◆ Given exercise
Transcribe the full listing below exactly.

◆ Data entries
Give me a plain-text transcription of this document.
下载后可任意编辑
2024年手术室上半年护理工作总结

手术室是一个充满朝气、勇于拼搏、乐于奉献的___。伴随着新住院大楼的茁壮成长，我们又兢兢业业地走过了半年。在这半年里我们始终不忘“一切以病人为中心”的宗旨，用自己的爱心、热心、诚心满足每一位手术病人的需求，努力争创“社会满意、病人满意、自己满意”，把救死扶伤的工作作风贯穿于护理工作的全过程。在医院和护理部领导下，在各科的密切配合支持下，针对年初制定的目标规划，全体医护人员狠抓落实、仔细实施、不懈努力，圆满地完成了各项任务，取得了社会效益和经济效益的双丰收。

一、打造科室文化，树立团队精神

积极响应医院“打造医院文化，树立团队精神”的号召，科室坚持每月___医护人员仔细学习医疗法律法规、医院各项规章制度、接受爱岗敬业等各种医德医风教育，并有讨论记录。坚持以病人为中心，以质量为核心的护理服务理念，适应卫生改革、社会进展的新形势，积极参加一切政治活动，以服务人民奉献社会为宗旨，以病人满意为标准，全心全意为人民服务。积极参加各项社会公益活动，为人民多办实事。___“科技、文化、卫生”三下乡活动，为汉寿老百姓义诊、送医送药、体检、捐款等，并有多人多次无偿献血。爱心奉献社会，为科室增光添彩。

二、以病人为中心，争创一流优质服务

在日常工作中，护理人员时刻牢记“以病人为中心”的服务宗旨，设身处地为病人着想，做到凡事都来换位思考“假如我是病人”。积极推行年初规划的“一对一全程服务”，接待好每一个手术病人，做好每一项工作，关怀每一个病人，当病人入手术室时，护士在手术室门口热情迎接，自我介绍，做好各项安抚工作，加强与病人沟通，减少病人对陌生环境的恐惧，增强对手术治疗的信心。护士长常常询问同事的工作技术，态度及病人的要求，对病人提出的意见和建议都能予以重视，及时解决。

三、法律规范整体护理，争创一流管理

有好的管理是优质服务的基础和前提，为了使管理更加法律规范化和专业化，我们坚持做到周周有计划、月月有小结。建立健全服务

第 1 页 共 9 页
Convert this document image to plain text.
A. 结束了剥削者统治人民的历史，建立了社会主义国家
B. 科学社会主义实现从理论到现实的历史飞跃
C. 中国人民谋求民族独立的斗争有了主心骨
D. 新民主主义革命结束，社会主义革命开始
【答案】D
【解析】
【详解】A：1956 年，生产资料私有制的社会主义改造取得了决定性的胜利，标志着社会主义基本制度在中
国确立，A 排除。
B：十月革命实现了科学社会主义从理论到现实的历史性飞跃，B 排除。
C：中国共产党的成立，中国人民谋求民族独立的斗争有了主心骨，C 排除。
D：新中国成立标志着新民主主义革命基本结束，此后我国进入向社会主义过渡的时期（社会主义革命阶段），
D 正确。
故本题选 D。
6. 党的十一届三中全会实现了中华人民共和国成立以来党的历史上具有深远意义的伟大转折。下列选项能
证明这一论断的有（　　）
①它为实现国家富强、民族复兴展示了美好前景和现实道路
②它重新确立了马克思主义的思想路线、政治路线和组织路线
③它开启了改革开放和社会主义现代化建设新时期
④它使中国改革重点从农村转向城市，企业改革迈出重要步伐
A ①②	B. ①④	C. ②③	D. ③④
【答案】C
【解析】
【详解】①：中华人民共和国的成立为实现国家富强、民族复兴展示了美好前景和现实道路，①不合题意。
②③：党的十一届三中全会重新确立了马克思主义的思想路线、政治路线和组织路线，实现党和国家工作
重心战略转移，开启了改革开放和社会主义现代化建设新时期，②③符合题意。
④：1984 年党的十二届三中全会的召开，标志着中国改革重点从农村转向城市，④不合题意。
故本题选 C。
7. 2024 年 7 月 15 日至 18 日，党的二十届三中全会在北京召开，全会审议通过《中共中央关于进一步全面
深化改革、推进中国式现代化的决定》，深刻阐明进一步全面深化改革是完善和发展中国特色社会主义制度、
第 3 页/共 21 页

◆ Full response
Give me a plain-text transcription of this document.
下载后可任意编辑
2024年手术室上半年护理工作总结

手术室是一个充满朝气、勇于拼搏、乐于奉献的___。伴随着新住院大楼的茁壮成长，我们又兢兢业业地走过了半年。在这半年里我们始终不忘“一切以病人为中心”的宗旨，用自己的爱心、热心、诚心满足每一位手术病人的需求，努力争创“社会满意、病人满意、自己满意”，把救死扶伤的工作作风贯穿于护理工作的全过程。在医院和护理部领导下，在各科的密切配合支持下，针对年初制定的目标规划，全体医护人员狠抓落实、仔细实施、不懈努力，圆满地完成了各项任务，取得了社会效益和经济效益的双丰收。

一、打造科室文化，树立团队精神

积极响应医院“打造医院文化，树立团队精神”的号召，科室坚持每月___医护人员仔细学习医疗法律法规、医院各项规章制度、接受爱岗敬业等各种医德医风教育，并有讨论记录。坚持以病人为中心，以质量为核心的护理服务理念，适应卫生改革、社会进展的新形势，积极参加一切政治活动，以服务人民奉献社会为宗旨，以病人满意为标准，全心全意为人民服务。积极参加各项社会公益活动，为人民多办实事。___“科技、文化、卫生”三下乡活动，为汉寿老百姓义诊、送医送药、体检、捐款等，并有多人多次无偿献血。爱心奉献社会，为科室增光添彩。

二、以病人为中心，争创一流优质服务

在日常工作中，护理人员时刻牢记“以病人为中心”的服务宗旨，设身处地为病人着想，做到凡事都来换位思考“假如我是病人”。积极推行年初规划的“一对一全程服务”，接待好每一个手术病人，做好每一项工作，关怀每一个病人，当病人入手术室时，护士在手术室门口热情迎接，自我介绍，做好各项安抚工作，加强与病人沟通，减少病人对陌生环境的恐惧，增强对手术治疗的信心。护士长常常询问同事的工作技术，态度及病人的要求，对病人提出的意见和建议都能予以重视，及时解决。

三、法律规范整体护理，争创一流管理

有好的管理是优质服务的基础和前提，为了使管理更加法律规范化和专业化，我们坚持做到周周有计划、月月有小结。建立健全服务

第 1 页 共 9 页
Convert this document image to plain text.
A. 结束了剥削者统治人民的历史，建立了社会主义国家
B. 科学社会主义实现从理论到现实的历史飞跃
C. 中国人民谋求民族独立的斗争有了主心骨
D. 新民主主义革命结束，社会主义革命开始
【答案】D
【解析】
【详解】A：1956 年，生产资料私有制的社会主义改造取得了决定性的胜利，标志着社会主义基本制度在中
国确立，A 排除。
B：十月革命实现了科学社会主义从理论到现实的历史性飞跃，B 排除。
C：中国共产党的成立，中国人民谋求民族独立的斗争有了主心骨，C 排除。
D：新中国成立标志着新民主主义革命基本结束，此后我国进入向社会主义过渡的时期（社会主义革命阶段），
D 正确。
故本题选 D。
6. 党的十一届三中全会实现了中华人民共和国成立以来党的历史上具有深远意义的伟大转折。下列选项能
证明这一论断的有（　　）
①它为实现国家富强、民族复兴展示了美好前景和现实道路
②它重新确立了马克思主义的思想路线、政治路线和组织路线
③它开启了改革开放和社会主义现代化建设新时期
④它使中国改革重点从农村转向城市，企业改革迈出重要步伐
A ①②	B. ①④	C. ②③	D. ③④
【答案】C
【解析】
【详解】①：中华人民共和国的成立为实现国家富强、民族复兴展示了美好前景和现实道路，①不合题意。
②③：党的十一届三中全会重新确立了马克思主义的思想路线、政治路线和组织路线，实现党和国家工作
重心战略转移，开启了改革开放和社会主义现代化建设新时期，②③符合题意。
④：1984 年党的十二届三中全会的召开，标志着中国改革重点从农村转向城市，④不合题意。
故本题选 C。
7. 2024 年 7 月 15 日至 18 日，党的二十届三中全会在北京召开，全会审议通过《中共中央关于进一步全面
深化改革、推进中国式现代化的决定》，深刻阐明进一步全面深化改革是完善和发展中国特色社会主义制度、
第 3 页/共 21 页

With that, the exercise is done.